Excerpt from a dataset:

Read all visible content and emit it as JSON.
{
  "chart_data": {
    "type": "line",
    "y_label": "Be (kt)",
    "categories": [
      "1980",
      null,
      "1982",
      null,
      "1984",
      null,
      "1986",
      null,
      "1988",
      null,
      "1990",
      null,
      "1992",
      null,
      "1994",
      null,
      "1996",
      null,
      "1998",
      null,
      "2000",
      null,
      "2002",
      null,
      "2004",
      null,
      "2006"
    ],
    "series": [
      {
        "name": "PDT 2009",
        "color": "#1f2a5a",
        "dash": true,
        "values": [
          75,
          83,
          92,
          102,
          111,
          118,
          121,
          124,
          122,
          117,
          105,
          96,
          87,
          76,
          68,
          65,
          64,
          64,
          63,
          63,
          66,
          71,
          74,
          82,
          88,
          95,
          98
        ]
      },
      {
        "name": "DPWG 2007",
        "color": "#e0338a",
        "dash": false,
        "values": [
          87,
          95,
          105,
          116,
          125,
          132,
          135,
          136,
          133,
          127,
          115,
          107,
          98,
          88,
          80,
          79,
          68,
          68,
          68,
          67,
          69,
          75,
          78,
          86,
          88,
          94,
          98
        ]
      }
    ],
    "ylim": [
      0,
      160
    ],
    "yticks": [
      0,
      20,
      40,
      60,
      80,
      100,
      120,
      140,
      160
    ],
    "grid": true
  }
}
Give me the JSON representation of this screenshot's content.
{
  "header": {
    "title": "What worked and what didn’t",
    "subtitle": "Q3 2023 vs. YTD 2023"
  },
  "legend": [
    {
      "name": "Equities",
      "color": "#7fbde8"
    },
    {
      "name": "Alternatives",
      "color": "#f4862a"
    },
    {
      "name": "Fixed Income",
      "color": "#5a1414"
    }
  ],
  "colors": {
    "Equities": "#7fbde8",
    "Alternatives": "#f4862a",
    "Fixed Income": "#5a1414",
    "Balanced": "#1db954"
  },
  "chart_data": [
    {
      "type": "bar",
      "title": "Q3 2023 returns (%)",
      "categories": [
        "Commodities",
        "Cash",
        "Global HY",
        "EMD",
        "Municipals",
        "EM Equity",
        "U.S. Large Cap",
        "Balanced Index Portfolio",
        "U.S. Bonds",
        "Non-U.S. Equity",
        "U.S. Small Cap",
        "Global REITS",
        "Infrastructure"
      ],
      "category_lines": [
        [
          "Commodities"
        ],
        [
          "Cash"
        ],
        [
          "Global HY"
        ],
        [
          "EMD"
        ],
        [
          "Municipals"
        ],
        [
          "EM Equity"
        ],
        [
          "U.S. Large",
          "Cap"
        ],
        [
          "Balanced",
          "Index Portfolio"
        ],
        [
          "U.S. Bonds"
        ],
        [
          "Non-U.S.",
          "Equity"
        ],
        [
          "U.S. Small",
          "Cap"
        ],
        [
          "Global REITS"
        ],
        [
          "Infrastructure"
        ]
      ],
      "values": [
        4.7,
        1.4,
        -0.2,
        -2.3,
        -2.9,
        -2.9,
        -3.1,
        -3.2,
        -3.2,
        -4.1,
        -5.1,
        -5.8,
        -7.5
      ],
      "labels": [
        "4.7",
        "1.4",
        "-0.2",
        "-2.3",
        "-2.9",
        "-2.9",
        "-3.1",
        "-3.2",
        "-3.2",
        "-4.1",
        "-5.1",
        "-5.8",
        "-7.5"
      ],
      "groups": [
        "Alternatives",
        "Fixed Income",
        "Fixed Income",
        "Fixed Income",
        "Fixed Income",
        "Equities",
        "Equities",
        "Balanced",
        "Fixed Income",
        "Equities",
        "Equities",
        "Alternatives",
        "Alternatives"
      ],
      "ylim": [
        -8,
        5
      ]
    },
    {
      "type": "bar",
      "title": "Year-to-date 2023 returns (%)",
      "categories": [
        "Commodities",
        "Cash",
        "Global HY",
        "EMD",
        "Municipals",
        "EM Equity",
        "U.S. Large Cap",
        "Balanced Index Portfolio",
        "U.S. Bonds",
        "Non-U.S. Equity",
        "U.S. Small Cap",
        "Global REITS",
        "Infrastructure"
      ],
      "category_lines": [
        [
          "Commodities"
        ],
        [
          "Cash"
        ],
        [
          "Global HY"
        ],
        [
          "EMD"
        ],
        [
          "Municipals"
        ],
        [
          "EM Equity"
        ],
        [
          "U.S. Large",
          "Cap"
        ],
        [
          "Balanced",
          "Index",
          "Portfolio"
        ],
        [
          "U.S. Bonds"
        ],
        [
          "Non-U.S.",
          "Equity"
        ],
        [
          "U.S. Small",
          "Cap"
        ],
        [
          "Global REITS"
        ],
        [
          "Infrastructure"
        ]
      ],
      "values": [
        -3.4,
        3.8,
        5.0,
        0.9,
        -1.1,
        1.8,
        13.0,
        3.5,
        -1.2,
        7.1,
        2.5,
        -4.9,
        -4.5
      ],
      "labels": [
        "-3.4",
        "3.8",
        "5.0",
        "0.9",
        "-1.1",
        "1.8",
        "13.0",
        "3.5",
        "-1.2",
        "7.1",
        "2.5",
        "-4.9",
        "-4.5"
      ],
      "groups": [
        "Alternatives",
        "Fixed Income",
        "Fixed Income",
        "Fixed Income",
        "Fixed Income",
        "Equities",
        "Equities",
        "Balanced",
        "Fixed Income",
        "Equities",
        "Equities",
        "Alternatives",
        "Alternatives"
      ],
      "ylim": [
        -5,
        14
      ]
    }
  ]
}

- Exercise
Reproduce each entry above exactly, keeping every word.

- The response
Read all visible content and emit it as JSON.
{
  "chart_data": {
    "type": "line",
    "y_label": "Be (kt)",
    "categories": [
      "1980",
      null,
      "1982",
      null,
      "1984",
      null,
      "1986",
      null,
      "1988",
      null,
      "1990",
      null,
      "1992",
      null,
      "1994",
      null,
      "1996",
      null,
      "1998",
      null,
      "2000",
      null,
      "2002",
      null,
      "2004",
      null,
      "2006"
    ],
    "series": [
      {
        "name": "PDT 2009",
        "color": "#1f2a5a",
        "dash": true,
        "values": [
          75,
          83,
          92,
          102,
          111,
          118,
          121,
          124,
          122,
          117,
          105,
          96,
          87,
          76,
          68,
          65,
          64,
          64,
          63,
          63,
          66,
          71,
          74,
          82,
          88,
          95,
          98
        ]
      },
      {
        "name": "DPWG 2007",
        "color": "#e0338a",
        "dash": false,
        "values": [
          87,
          95,
          105,
          116,
          125,
          132,
          135,
          136,
          133,
          127,
          115,
          107,
          98,
          88,
          80,
          79,
          68,
          68,
          68,
          67,
          69,
          75,
          78,
          86,
          88,
          94,
          98
        ]
      }
    ],
    "ylim": [
      0,
      160
    ],
    "yticks": [
      0,
      20,
      40,
      60,
      80,
      100,
      120,
      140,
      160
    ],
    "grid": true
  }
}
Give me the JSON representation of this screenshot's content.
{
  "header": {
    "title": "What worked and what didn’t",
    "subtitle": "Q3 2023 vs. YTD 2023"
  },
  "legend": [
    {
      "name": "Equities",
      "color": "#7fbde8"
    },
    {
      "name": "Alternatives",
      "color": "#f4862a"
    },
    {
      "name": "Fixed Income",
      "color": "#5a1414"
    }
  ],
  "colors": {
    "Equities": "#7fbde8",
    "Alternatives": "#f4862a",
    "Fixed Income": "#5a1414",
    "Balanced": "#1db954"
  },
  "chart_data": [
    {
      "type": "bar",
      "title": "Q3 2023 returns (%)",
      "categories": [
        "Commodities",
        "Cash",
        "Global HY",
        "EMD",
        "Municipals",
        "EM Equity",
        "U.S. Large Cap",
        "Balanced Index Portfolio",
        "U.S. Bonds",
        "Non-U.S. Equity",
        "U.S. Small Cap",
        "Global REITS",
        "Infrastructure"
      ],
      "category_lines": [
        [
          "Commodities"
        ],
        [
          "Cash"
        ],
        [
          "Global HY"
        ],
        [
          "EMD"
        ],
        [
          "Municipals"
        ],
        [
          "EM Equity"
        ],
        [
          "U.S. Large",
          "Cap"
        ],
        [
          "Balanced",
          "Index Portfolio"
        ],
        [
          "U.S. Bonds"
        ],
        [
          "Non-U.S.",
          "Equity"
        ],
        [
          "U.S. Small",
          "Cap"
        ],
        [
          "Global REITS"
        ],
        [
          "Infrastructure"
        ]
      ],
      "values": [
        4.7,
        1.4,
        -0.2,
        -2.3,
        -2.9,
        -2.9,
        -3.1,
        -3.2,
        -3.2,
        -4.1,
        -5.1,
        -5.8,
        -7.5
      ],
      "labels": [
        "4.7",
        "1.4",
        "-0.2",
        "-2.3",
        "-2.9",
        "-2.9",
        "-3.1",
        "-3.2",
        "-3.2",
        "-4.1",
        "-5.1",
        "-5.8",
        "-7.5"
      ],
      "groups": [
        "Alternatives",
        "Fixed Income",
        "Fixed Income",
        "Fixed Income",
        "Fixed Income",
        "Equities",
        "Equities",
        "Balanced",
        "Fixed Income",
        "Equities",
        "Equities",
        "Alternatives",
        "Alternatives"
      ],
      "ylim": [
        -8,
        5
      ]
    },
    {
      "type": "bar",
      "title": "Year-to-date 2023 returns (%)",
      "categories": [
        "Commodities",
        "Cash",
        "Global HY",
        "EMD",
        "Municipals",
        "EM Equity",
        "U.S. Large Cap",
        "Balanced Index Portfolio",
        "U.S. Bonds",
        "Non-U.S. Equity",
        "U.S. Small Cap",
        "Global REITS",
        "Infrastructure"
      ],
      "category_lines": [
        [
          "Commodities"
        ],
        [
          "Cash"
        ],
        [
          "Global HY"
        ],
        [
          "EMD"
        ],
        [
          "Municipals"
        ],
        [
          "EM Equity"
        ],
        [
          "U.S. Large",
          "Cap"
        ],
        [
          "Balanced",
          "Index",
          "Portfolio"
        ],
        [
          "U.S. Bonds"
        ],
        [
          "Non-U.S.",
          "Equity"
        ],
        [
          "U.S. Small",
          "Cap"
        ],
        [
          "Global REITS"
        ],
        [
          "Infrastructure"
        ]
      ],
      "values": [
        -3.4,
        3.8,
        5.0,
        0.9,
        -1.1,
        1.8,
        13.0,
        3.5,
        -1.2,
        7.1,
        2.5,
        -4.9,
        -4.5
      ],
      "labels": [
        "-3.4",
        "3.8",
        "5.0",
        "0.9",
        "-1.1",
        "1.8",
        "13.0",
        "3.5",
        "-1.2",
        "7.1",
        "2.5",
        "-4.9",
        "-4.5"
      ],
      "groups": [
        "Alternatives",
        "Fixed Income",
        "Fixed Income",
        "Fixed Income",
        "Fixed Income",
        "Equities",
        "Equities",
        "Balanced",
        "Fixed Income",
        "Equities",
        "Equities",
        "Alternatives",
        "Alternatives"
      ],
      "ylim": [
        -5,
        14
      ]
    }
  ]
}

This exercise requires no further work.